### OBJECTIVE
Each line below either holds the string "text" or doesn't. Count those that do and give only the number.

--- Start ---

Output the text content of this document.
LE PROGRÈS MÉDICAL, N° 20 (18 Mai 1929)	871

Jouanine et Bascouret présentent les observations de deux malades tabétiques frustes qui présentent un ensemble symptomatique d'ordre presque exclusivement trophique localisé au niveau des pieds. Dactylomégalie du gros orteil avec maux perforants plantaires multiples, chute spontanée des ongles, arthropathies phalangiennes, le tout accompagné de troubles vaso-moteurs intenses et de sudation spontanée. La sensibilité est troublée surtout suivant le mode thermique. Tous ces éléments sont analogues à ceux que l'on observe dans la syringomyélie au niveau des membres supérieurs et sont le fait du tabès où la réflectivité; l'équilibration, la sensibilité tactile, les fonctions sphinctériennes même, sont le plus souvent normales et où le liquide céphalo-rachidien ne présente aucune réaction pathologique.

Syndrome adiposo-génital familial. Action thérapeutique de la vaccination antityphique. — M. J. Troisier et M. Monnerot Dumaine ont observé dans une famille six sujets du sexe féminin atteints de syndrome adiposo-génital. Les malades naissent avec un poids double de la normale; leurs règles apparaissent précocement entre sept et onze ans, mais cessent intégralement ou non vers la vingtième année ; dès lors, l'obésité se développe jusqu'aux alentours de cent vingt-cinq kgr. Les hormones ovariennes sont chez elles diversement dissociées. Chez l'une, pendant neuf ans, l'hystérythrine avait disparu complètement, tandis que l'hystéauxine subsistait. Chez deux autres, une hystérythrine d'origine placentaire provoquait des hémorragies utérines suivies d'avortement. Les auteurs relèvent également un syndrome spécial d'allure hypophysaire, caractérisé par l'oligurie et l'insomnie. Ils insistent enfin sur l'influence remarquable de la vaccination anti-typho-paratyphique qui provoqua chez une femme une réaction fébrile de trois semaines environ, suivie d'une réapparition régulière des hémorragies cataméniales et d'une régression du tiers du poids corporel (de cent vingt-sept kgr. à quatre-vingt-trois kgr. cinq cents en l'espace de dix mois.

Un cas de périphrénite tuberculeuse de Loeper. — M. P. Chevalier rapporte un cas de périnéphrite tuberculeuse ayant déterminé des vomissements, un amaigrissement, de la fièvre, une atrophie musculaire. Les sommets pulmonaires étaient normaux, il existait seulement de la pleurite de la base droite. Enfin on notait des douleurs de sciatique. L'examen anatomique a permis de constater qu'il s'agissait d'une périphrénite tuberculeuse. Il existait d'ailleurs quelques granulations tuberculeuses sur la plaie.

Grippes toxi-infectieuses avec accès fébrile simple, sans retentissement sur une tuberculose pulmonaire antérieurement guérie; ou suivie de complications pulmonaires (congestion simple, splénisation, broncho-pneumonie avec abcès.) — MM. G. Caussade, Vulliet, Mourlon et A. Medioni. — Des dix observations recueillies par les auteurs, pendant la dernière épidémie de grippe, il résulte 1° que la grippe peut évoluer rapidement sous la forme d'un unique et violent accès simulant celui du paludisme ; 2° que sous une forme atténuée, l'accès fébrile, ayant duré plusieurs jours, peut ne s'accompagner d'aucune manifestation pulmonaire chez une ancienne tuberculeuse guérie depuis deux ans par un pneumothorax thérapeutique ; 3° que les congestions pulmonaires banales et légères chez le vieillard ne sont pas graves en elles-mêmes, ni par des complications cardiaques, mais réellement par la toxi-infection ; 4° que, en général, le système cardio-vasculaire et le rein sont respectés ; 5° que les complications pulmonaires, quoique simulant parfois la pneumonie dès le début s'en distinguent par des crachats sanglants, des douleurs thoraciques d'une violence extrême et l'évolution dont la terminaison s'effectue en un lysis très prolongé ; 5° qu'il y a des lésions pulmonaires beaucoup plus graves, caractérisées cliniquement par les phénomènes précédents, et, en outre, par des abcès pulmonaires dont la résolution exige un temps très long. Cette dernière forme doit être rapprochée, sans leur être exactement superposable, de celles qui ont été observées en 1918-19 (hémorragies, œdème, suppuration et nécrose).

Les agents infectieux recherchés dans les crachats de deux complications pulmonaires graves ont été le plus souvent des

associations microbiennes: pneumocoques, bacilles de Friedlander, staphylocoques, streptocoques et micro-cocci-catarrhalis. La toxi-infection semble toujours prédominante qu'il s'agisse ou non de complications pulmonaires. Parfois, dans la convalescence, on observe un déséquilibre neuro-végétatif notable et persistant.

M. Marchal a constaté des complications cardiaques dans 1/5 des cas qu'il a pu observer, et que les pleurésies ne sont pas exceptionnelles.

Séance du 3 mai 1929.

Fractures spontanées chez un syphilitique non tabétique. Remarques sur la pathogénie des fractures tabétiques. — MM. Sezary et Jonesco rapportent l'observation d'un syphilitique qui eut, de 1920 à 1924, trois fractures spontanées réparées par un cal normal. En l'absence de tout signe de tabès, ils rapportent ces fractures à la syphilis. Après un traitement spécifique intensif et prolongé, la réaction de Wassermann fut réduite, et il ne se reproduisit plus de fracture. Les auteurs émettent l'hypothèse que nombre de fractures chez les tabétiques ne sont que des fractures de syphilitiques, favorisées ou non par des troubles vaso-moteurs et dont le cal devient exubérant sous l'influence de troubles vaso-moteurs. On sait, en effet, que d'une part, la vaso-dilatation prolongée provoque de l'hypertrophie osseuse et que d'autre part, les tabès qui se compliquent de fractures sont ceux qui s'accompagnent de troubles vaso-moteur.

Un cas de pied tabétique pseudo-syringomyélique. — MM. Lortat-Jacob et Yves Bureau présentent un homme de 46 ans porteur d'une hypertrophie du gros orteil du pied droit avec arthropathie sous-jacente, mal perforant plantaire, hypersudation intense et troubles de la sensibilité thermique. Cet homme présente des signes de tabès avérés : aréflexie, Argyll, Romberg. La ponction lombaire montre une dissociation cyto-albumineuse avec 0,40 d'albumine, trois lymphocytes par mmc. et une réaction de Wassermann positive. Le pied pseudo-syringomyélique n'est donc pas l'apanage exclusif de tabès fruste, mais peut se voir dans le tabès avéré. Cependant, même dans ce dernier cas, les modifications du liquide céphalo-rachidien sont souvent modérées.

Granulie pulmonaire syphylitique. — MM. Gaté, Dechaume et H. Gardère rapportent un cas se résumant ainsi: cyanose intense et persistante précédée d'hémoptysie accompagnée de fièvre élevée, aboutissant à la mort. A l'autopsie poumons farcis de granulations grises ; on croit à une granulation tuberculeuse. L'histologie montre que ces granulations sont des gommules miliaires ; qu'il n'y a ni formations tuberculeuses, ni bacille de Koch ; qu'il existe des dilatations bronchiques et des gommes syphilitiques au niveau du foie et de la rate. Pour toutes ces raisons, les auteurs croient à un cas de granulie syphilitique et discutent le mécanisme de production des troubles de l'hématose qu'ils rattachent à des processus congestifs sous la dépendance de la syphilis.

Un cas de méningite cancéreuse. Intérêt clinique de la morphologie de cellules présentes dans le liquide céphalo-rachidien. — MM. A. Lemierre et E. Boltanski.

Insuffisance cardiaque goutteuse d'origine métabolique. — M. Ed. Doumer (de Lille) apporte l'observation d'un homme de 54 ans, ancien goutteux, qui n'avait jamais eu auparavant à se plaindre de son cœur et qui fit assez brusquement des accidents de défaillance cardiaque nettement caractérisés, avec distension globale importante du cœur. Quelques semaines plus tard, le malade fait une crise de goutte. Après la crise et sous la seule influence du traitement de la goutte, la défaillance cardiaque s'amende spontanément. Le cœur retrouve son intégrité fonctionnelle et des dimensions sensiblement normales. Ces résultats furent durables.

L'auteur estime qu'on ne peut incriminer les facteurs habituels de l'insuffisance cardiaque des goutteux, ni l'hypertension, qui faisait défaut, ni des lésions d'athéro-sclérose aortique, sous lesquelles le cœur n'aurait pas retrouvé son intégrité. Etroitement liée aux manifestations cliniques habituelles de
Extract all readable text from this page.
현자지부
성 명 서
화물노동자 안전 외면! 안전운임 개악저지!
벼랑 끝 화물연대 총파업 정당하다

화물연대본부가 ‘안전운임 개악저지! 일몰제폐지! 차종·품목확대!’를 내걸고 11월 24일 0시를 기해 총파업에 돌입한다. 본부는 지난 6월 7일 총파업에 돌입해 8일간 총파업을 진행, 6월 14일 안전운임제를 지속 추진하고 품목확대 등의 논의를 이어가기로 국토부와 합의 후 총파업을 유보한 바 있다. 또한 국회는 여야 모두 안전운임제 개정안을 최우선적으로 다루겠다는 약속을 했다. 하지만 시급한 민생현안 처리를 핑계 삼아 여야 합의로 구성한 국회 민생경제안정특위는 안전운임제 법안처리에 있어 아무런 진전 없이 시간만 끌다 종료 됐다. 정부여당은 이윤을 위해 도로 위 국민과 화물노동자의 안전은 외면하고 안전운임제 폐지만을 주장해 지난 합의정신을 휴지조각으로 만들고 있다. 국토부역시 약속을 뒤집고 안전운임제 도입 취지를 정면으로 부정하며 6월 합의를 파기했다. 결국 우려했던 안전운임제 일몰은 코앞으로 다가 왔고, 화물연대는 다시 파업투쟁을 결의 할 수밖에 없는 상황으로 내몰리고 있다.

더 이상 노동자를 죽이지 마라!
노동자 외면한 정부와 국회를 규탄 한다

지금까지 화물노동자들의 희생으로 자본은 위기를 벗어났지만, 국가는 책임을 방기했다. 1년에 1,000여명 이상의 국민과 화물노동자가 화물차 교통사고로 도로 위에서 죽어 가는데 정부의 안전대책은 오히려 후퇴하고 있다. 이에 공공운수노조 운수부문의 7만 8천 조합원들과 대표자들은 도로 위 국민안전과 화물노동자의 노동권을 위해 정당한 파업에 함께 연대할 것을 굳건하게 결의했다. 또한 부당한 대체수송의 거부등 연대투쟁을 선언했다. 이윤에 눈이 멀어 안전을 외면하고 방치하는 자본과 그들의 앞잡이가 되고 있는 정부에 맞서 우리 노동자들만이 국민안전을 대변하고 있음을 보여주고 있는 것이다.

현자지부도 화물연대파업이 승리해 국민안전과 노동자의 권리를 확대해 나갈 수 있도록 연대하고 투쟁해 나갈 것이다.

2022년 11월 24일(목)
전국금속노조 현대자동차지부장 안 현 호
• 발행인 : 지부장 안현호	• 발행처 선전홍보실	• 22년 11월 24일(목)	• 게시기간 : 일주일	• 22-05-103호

--- End ---

### EXERCISE OUTPUT
2